**Records shown:**
○ ○ ○ ○ ○
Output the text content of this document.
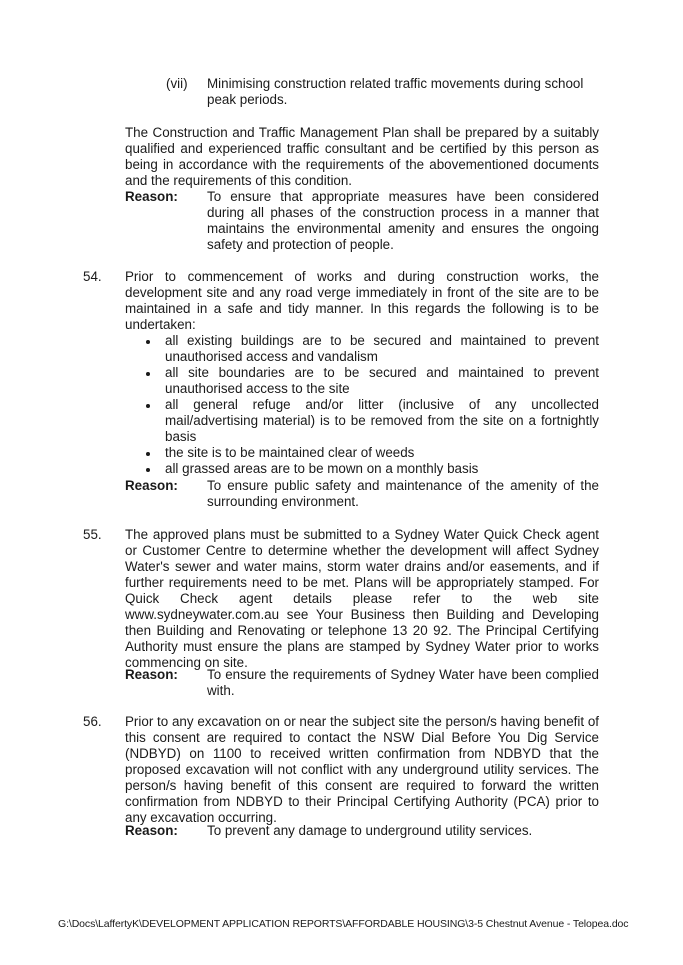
(vii) Minimising construction related traffic movements during school peak periods.
The Construction and Traffic Management Plan shall be prepared by a suitably qualified and experienced traffic consultant and be certified by this person as being in accordance with the requirements of the abovementioned documents and the requirements of this condition.
Reason: To ensure that appropriate measures have been considered during all phases of the construction process in a manner that maintains the environmental amenity and ensures the ongoing safety and protection of people.
54. Prior to commencement of works and during construction works, the development site and any road verge immediately in front of the site are to be maintained in a safe and tidy manner. In this regards the following is to be undertaken:
all existing buildings are to be secured and maintained to prevent unauthorised access and vandalism
all site boundaries are to be secured and maintained to prevent unauthorised access to the site
all general refuge and/or litter (inclusive of any uncollected mail/advertising material) is to be removed from the site on a fortnightly basis
the site is to be maintained clear of weeds
all grassed areas are to be mown on a monthly basis
Reason: To ensure public safety and maintenance of the amenity of the surrounding environment.
55. The approved plans must be submitted to a Sydney Water Quick Check agent or Customer Centre to determine whether the development will affect Sydney Water's sewer and water mains, storm water drains and/or easements, and if further requirements need to be met. Plans will be appropriately stamped. For Quick Check agent details please refer to the web site www.sydneywater.com.au see Your Business then Building and Developing then Building and Renovating or telephone 13 20 92. The Principal Certifying Authority must ensure the plans are stamped by Sydney Water prior to works commencing on site.
Reason: To ensure the requirements of Sydney Water have been complied with.
56. Prior to any excavation on or near the subject site the person/s having benefit of this consent are required to contact the NSW Dial Before You Dig Service (NDBYD) on 1100 to received written confirmation from NDBYD that the proposed excavation will not conflict with any underground utility services. The person/s having benefit of this consent are required to forward the written confirmation from NDBYD to their Principal Certifying Authority (PCA) prior to any excavation occurring.
Reason: To prevent any damage to underground utility services.
G:\Docs\LaffertyK\DEVELOPMENT APPLICATION REPORTS\AFFORDABLE HOUSING\3-5 Chestnut Avenue - Telopea.doc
○ ○ ○ ○ ○
**Stated exercise:**
Without the pictures, return all the records precisely as they stand.

**Written solution:**
Output the text content of this document.
(vii) Minimising construction related traffic movements during school peak periods.
The Construction and Traffic Management Plan shall be prepared by a suitably qualified and experienced traffic consultant and be certified by this person as being in accordance with the requirements of the abovementioned documents and the requirements of this condition.
Reason: To ensure that appropriate measures have been considered during all phases of the construction process in a manner that maintains the environmental amenity and ensures the ongoing safety and protection of people.
54. Prior to commencement of works and during construction works, the development site and any road verge immediately in front of the site are to be maintained in a safe and tidy manner. In this regards the following is to be undertaken:
all existing buildings are to be secured and maintained to prevent unauthorised access and vandalism
all site boundaries are to be secured and maintained to prevent unauthorised access to the site
all general refuge and/or litter (inclusive of any uncollected mail/advertising material) is to be removed from the site on a fortnightly basis
the site is to be maintained clear of weeds
all grassed areas are to be mown on a monthly basis
Reason: To ensure public safety and maintenance of the amenity of the surrounding environment.
55. The approved plans must be submitted to a Sydney Water Quick Check agent or Customer Centre to determine whether the development will affect Sydney Water's sewer and water mains, storm water drains and/or easements, and if further requirements need to be met. Plans will be appropriately stamped. For Quick Check agent details please refer to the web site www.sydneywater.com.au see Your Business then Building and Developing then Building and Renovating or telephone 13 20 92. The Principal Certifying Authority must ensure the plans are stamped by Sydney Water prior to works commencing on site.
Reason: To ensure the requirements of Sydney Water have been complied with.
56. Prior to any excavation on or near the subject site the person/s having benefit of this consent are required to contact the NSW Dial Before You Dig Service (NDBYD) on 1100 to received written confirmation from NDBYD that the proposed excavation will not conflict with any underground utility services. The person/s having benefit of this consent are required to forward the written confirmation from NDBYD to their Principal Certifying Authority (PCA) prior to any excavation occurring.
Reason: To prevent any damage to underground utility services.
G:\Docs\LaffertyK\DEVELOPMENT APPLICATION REPORTS\AFFORDABLE HOUSING\3-5 Chestnut Avenue - Telopea.doc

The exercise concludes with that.